— Start of EXERCISE INPUTS —

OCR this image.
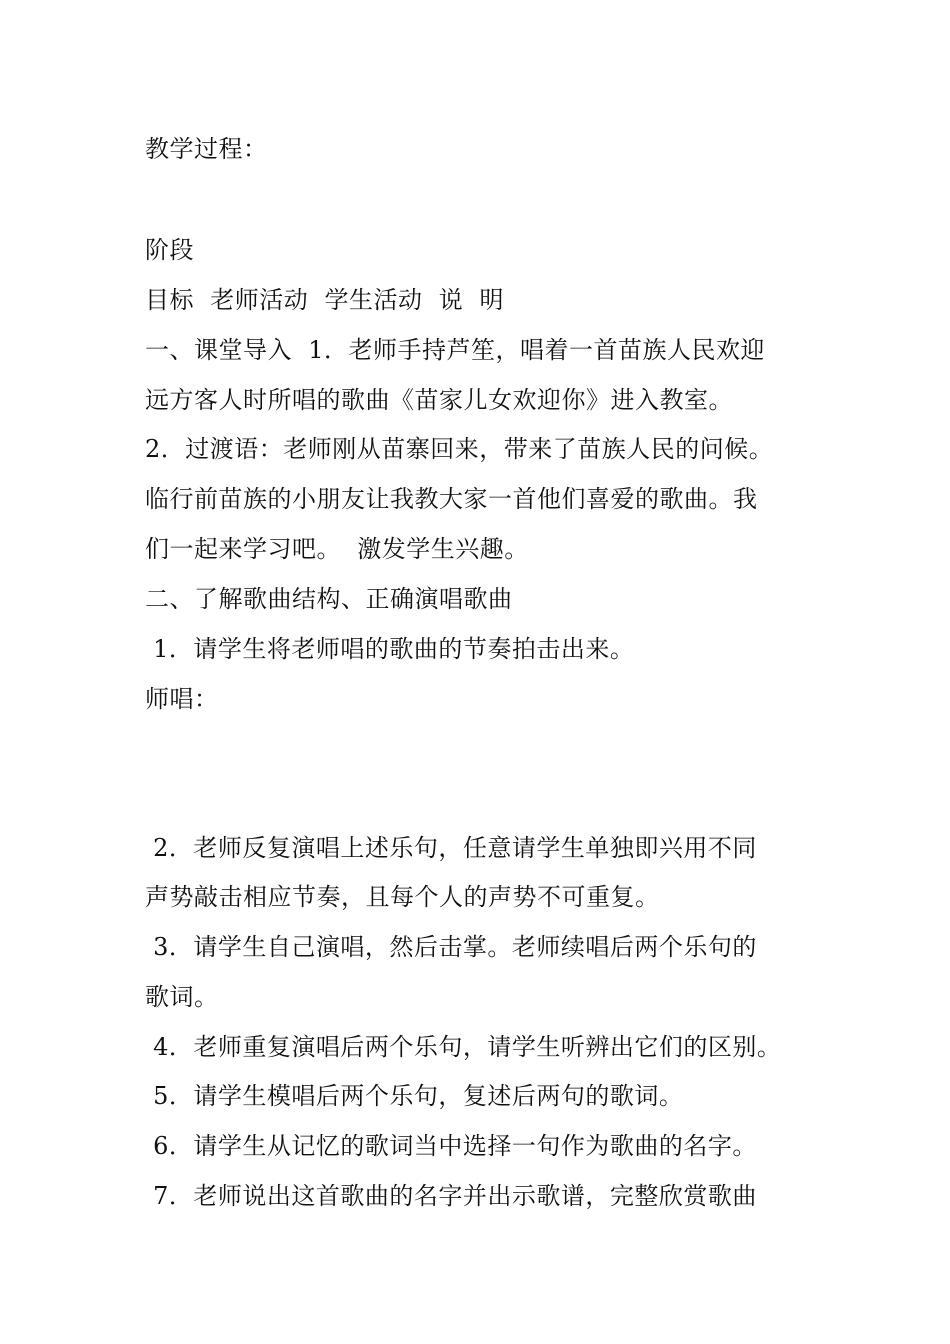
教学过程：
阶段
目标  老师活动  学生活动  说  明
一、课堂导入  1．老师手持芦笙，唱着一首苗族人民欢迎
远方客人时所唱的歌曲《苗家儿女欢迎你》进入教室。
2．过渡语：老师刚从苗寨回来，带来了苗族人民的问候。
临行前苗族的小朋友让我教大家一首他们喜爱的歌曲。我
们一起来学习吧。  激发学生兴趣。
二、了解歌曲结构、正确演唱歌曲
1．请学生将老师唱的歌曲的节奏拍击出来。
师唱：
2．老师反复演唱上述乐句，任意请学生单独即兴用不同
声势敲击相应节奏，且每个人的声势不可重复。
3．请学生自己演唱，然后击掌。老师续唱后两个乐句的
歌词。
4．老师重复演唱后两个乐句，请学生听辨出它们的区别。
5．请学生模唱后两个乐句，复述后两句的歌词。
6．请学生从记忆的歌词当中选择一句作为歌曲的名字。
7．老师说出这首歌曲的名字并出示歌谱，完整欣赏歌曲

— End of EXERCISE INPUTS —

WHAT THE TASK ASKS: Pictures stay out; repeat all the rest of the records exactly.

FINAL RESULT:
OCR this image.
教学过程：
阶段
目标  老师活动  学生活动  说  明
一、课堂导入  1．老师手持芦笙，唱着一首苗族人民欢迎
远方客人时所唱的歌曲《苗家儿女欢迎你》进入教室。
2．过渡语：老师刚从苗寨回来，带来了苗族人民的问候。
临行前苗族的小朋友让我教大家一首他们喜爱的歌曲。我
们一起来学习吧。  激发学生兴趣。
二、了解歌曲结构、正确演唱歌曲
1．请学生将老师唱的歌曲的节奏拍击出来。
师唱：
2．老师反复演唱上述乐句，任意请学生单独即兴用不同
声势敲击相应节奏，且每个人的声势不可重复。
3．请学生自己演唱，然后击掌。老师续唱后两个乐句的
歌词。
4．老师重复演唱后两个乐句，请学生听辨出它们的区别。
5．请学生模唱后两个乐句，复述后两句的歌词。
6．请学生从记忆的歌词当中选择一句作为歌曲的名字。
7．老师说出这首歌曲的名字并出示歌谱，完整欣赏歌曲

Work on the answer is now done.